**What to work on:** Please state how many lines in the records contain the string "icon", with no words besides the number.

>> Begin

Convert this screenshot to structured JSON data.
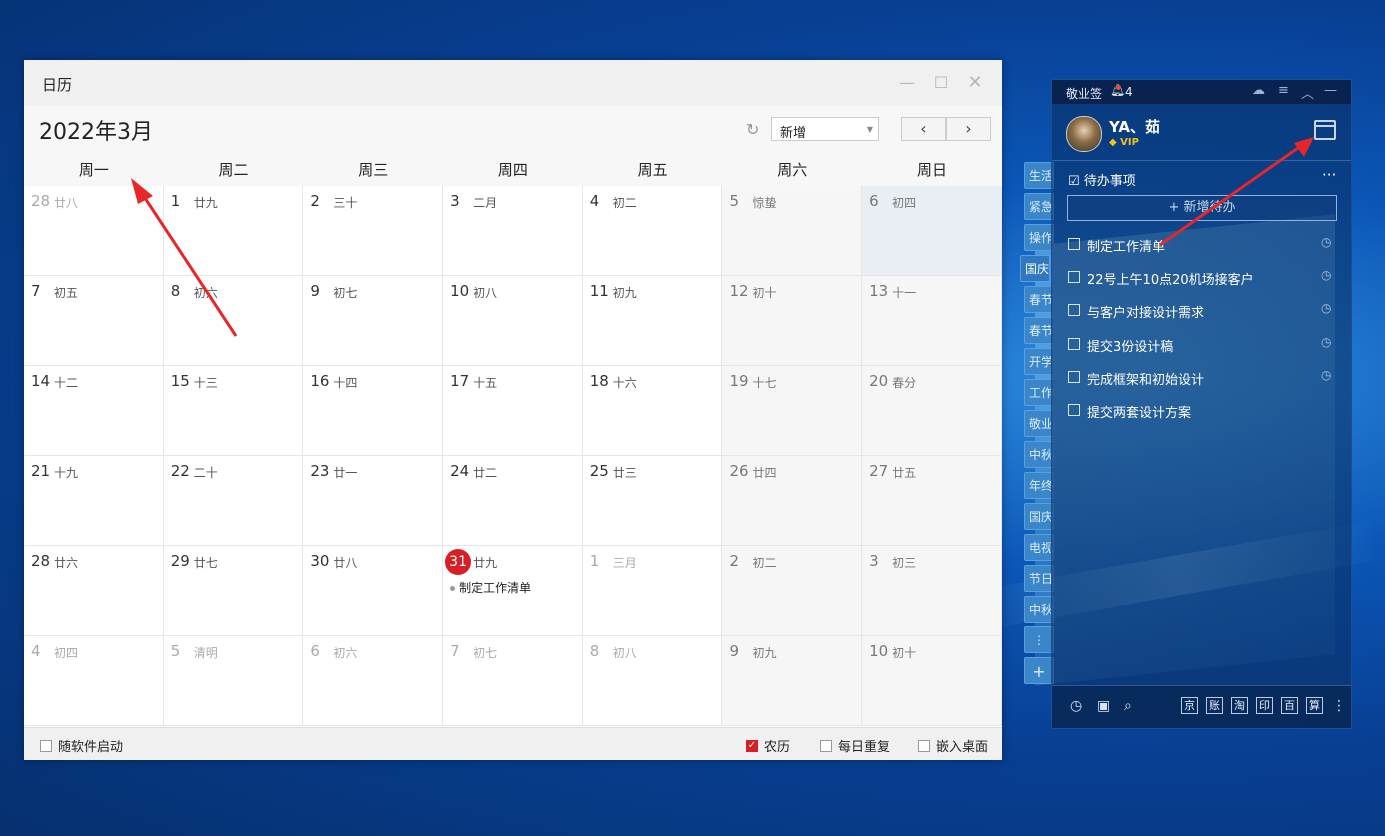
{
  "window": {
    "title": "日历",
    "min_icon": "minimize-icon",
    "max_icon": "maximize-icon",
    "close_icon": "close-icon"
  },
  "toolbar": {
    "month_title": "2022年3月",
    "select_value": "新增",
    "prev_label": "‹",
    "next_label": "›"
  },
  "weekdays": [
    "周一",
    "周二",
    "周三",
    "周四",
    "周五",
    "周六",
    "周日"
  ],
  "days": [
    {
      "d": "28",
      "l": "廿八",
      "other": true
    },
    {
      "d": "1",
      "l": "廿九"
    },
    {
      "d": "2",
      "l": "三十"
    },
    {
      "d": "3",
      "l": "二月"
    },
    {
      "d": "4",
      "l": "初二"
    },
    {
      "d": "5",
      "l": "惊蛰"
    },
    {
      "d": "6",
      "l": "初四",
      "hl": true
    },
    {
      "d": "7",
      "l": "初五"
    },
    {
      "d": "8",
      "l": "初六"
    },
    {
      "d": "9",
      "l": "初七"
    },
    {
      "d": "10",
      "l": "初八"
    },
    {
      "d": "11",
      "l": "初九"
    },
    {
      "d": "12",
      "l": "初十"
    },
    {
      "d": "13",
      "l": "十一"
    },
    {
      "d": "14",
      "l": "十二"
    },
    {
      "d": "15",
      "l": "十三"
    },
    {
      "d": "16",
      "l": "十四"
    },
    {
      "d": "17",
      "l": "十五"
    },
    {
      "d": "18",
      "l": "十六"
    },
    {
      "d": "19",
      "l": "十七"
    },
    {
      "d": "20",
      "l": "春分"
    },
    {
      "d": "21",
      "l": "十九"
    },
    {
      "d": "22",
      "l": "二十"
    },
    {
      "d": "23",
      "l": "廿一"
    },
    {
      "d": "24",
      "l": "廿二"
    },
    {
      "d": "25",
      "l": "廿三"
    },
    {
      "d": "26",
      "l": "廿四"
    },
    {
      "d": "27",
      "l": "廿五"
    },
    {
      "d": "28",
      "l": "廿六"
    },
    {
      "d": "29",
      "l": "廿七"
    },
    {
      "d": "30",
      "l": "廿八"
    },
    {
      "d": "31",
      "l": "廿九",
      "today": true,
      "event": "制定工作清单"
    },
    {
      "d": "1",
      "l": "三月",
      "other": true
    },
    {
      "d": "2",
      "l": "初二",
      "other": true
    },
    {
      "d": "3",
      "l": "初三",
      "other": true
    },
    {
      "d": "4",
      "l": "初四",
      "other": true
    },
    {
      "d": "5",
      "l": "清明",
      "other": true
    },
    {
      "d": "6",
      "l": "初六",
      "other": true
    },
    {
      "d": "7",
      "l": "初七",
      "other": true
    },
    {
      "d": "8",
      "l": "初八",
      "other": true
    },
    {
      "d": "9",
      "l": "初九",
      "other": true
    },
    {
      "d": "10",
      "l": "初十",
      "other": true
    }
  ],
  "footer": {
    "autostart": "随软件启动",
    "lunar": "农历",
    "daily_repeat": "每日重复",
    "embed_desktop": "嵌入桌面"
  },
  "tags": [
    "生活",
    "紧急",
    "操作",
    "国庆",
    "春节",
    "春节",
    "开学",
    "工作",
    "敬业",
    "中秋",
    "年终",
    "国庆",
    "电视",
    "节日",
    "中秋"
  ],
  "note": {
    "app_name": "敬业签",
    "notif_count": "4",
    "user_name": "YA、茹",
    "vip": "VIP",
    "todo_header": "待办事项",
    "add_todo": "+ 新增待办",
    "todos": [
      "制定工作清单",
      "22号上午10点20机场接客户",
      "与客户对接设计需求",
      "提交3份设计稿",
      "完成框架和初始设计",
      "提交两套设计方案"
    ],
    "bottom_keys": [
      "京",
      "账",
      "淘",
      "印",
      "百",
      "算"
    ]
  }
}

>> End

**Expected output:** 3